**Required task:**
Write out the data again exactly, skipping every picture.

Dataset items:

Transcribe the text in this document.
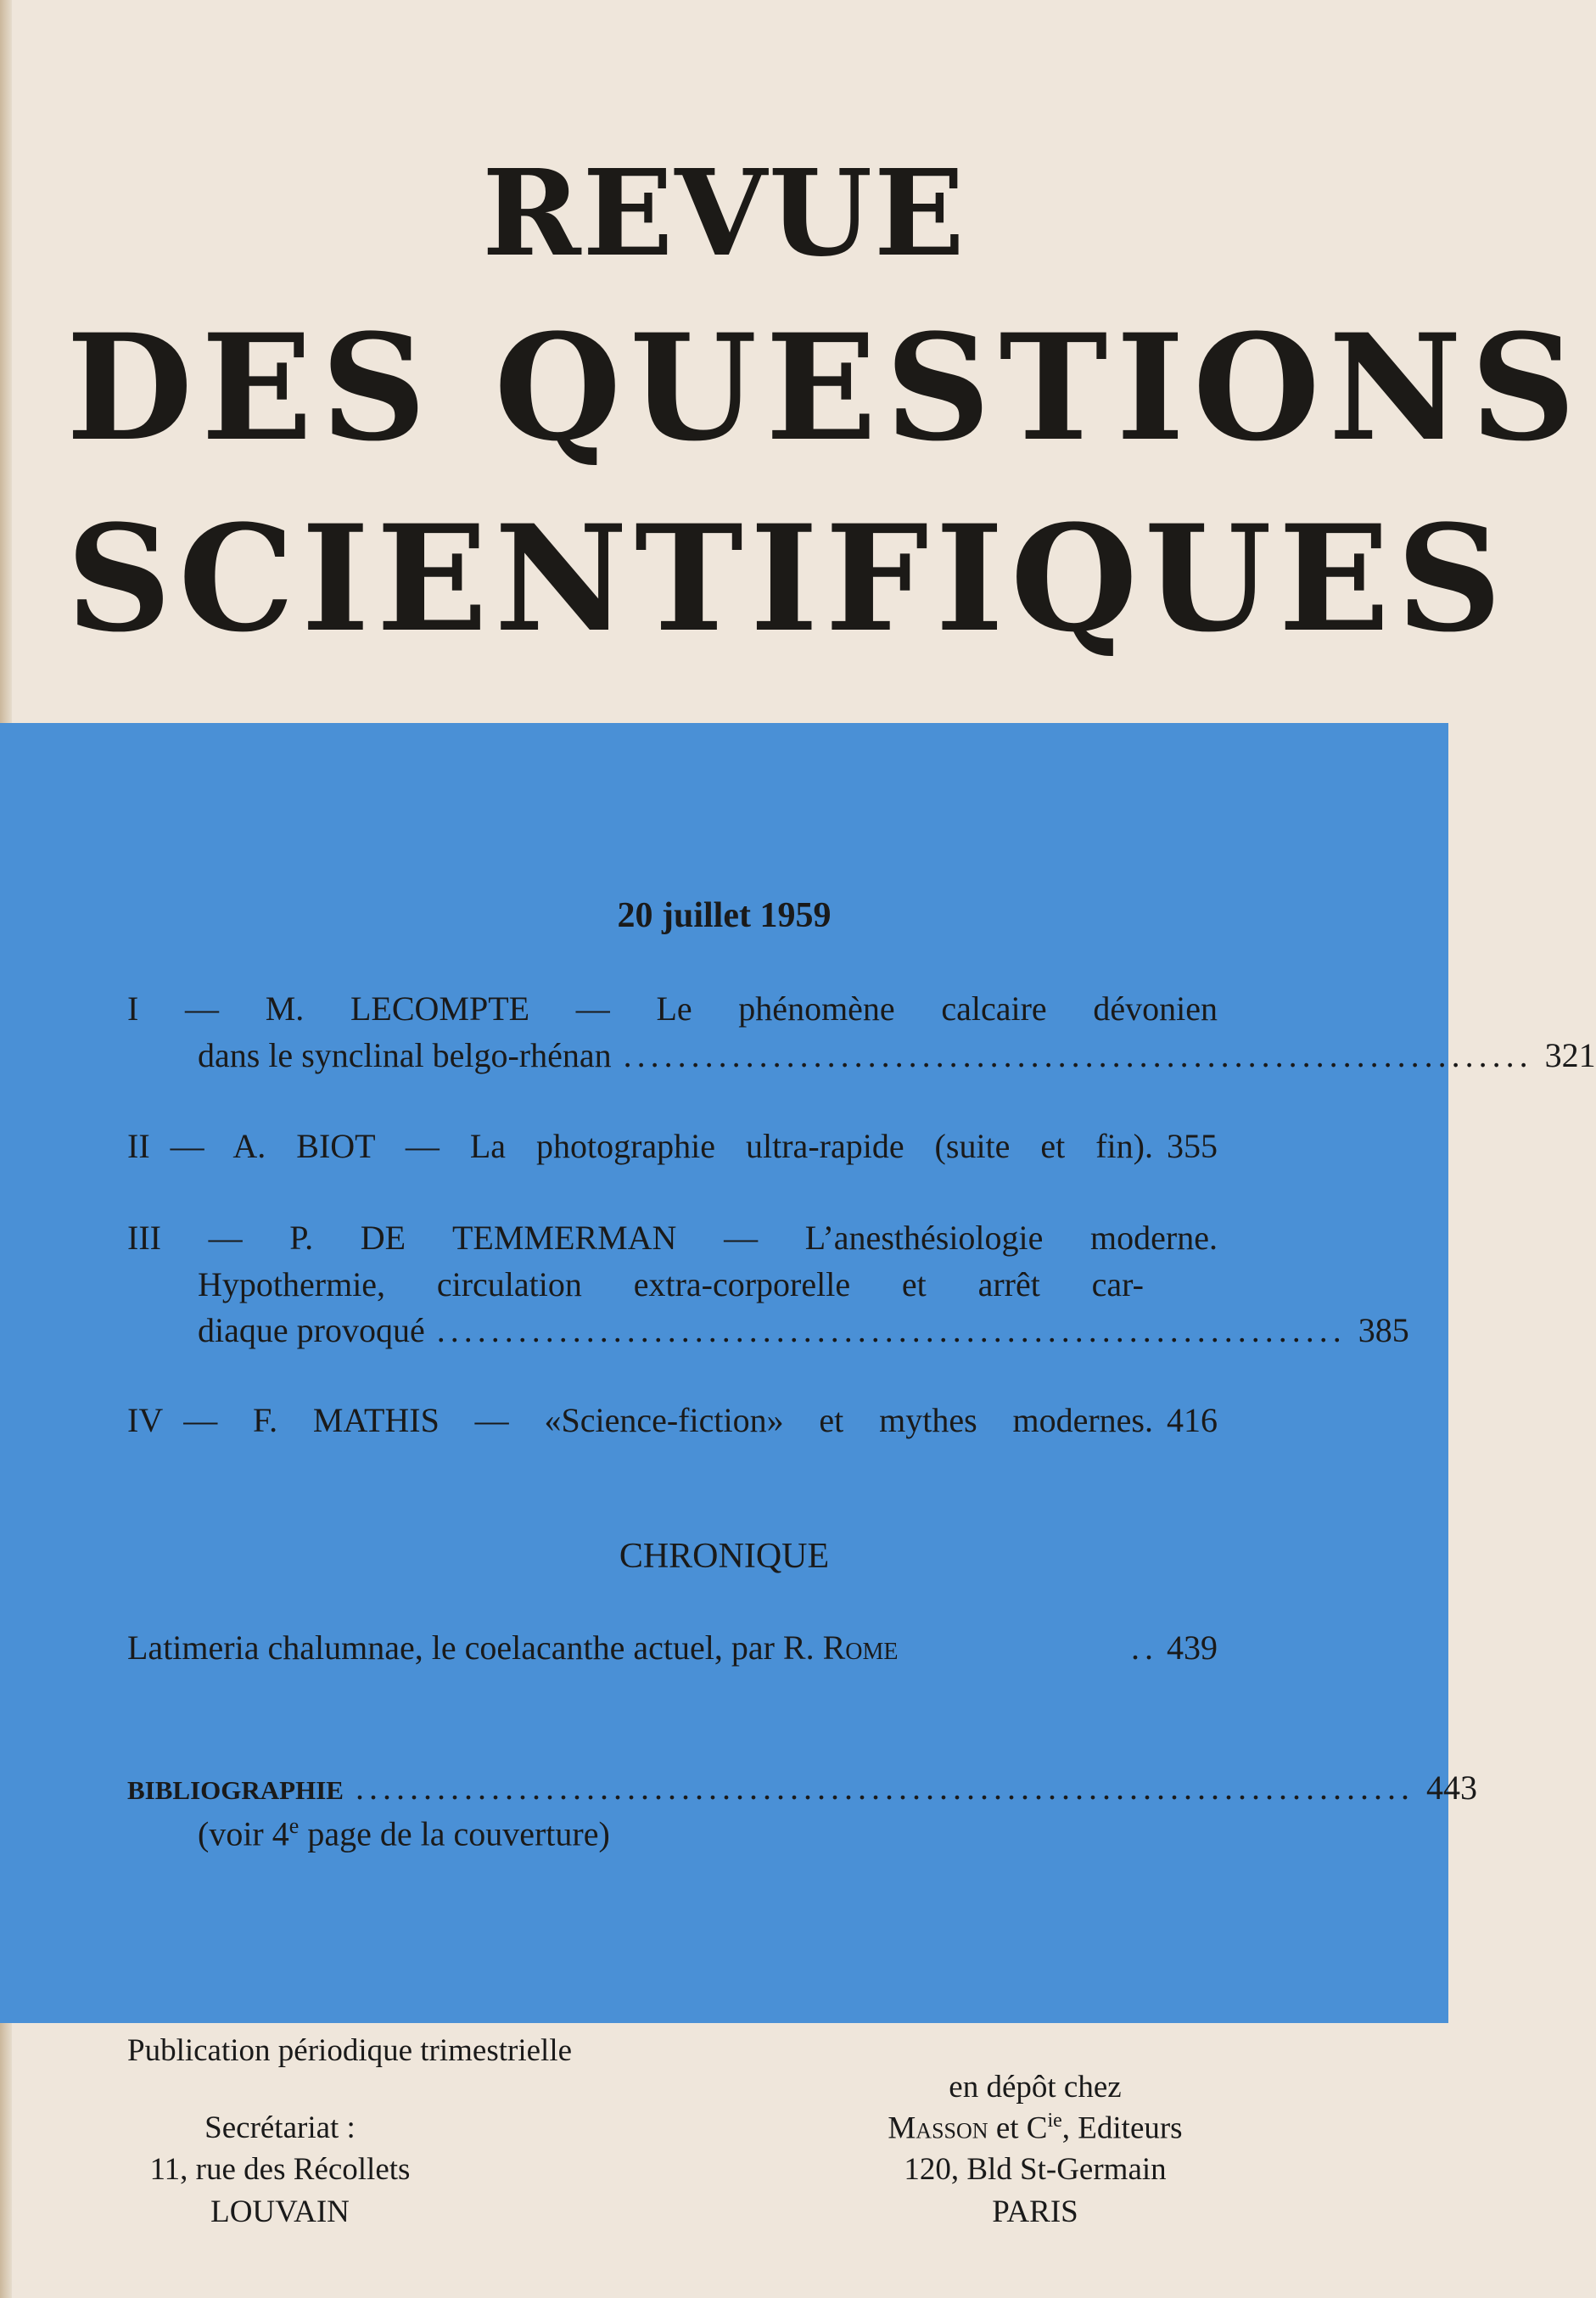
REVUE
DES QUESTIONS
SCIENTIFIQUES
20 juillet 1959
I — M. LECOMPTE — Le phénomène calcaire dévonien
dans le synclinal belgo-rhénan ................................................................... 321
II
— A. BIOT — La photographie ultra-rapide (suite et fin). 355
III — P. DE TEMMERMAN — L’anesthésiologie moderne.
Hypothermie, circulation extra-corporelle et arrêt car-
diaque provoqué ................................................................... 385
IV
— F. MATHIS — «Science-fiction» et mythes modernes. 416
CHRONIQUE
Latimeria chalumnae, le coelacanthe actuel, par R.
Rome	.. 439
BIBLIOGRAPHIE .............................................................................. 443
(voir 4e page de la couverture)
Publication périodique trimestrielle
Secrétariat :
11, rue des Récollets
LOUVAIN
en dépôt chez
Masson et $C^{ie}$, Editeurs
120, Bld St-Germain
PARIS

**Task response:**
Transcribe the text in this document.
REVUE
DES QUESTIONS
SCIENTIFIQUES
20 juillet 1959
I — M. LECOMPTE — Le phénomène calcaire dévonien
dans le synclinal belgo-rhénan ................................................................... 321
II
— A. BIOT — La photographie ultra-rapide (suite et fin). 355
III — P. DE TEMMERMAN — L’anesthésiologie moderne.
Hypothermie, circulation extra-corporelle et arrêt car-
diaque provoqué ................................................................... 385
IV
— F. MATHIS — «Science-fiction» et mythes modernes. 416
CHRONIQUE
Latimeria chalumnae, le coelacanthe actuel, par R.
Rome	.. 439
BIBLIOGRAPHIE .............................................................................. 443
(voir 4e page de la couverture)
Publication périodique trimestrielle
Secrétariat :
11, rue des Récollets
LOUVAIN
en dépôt chez
Masson et $C^{ie}$, Editeurs
120, Bld St-Germain
PARIS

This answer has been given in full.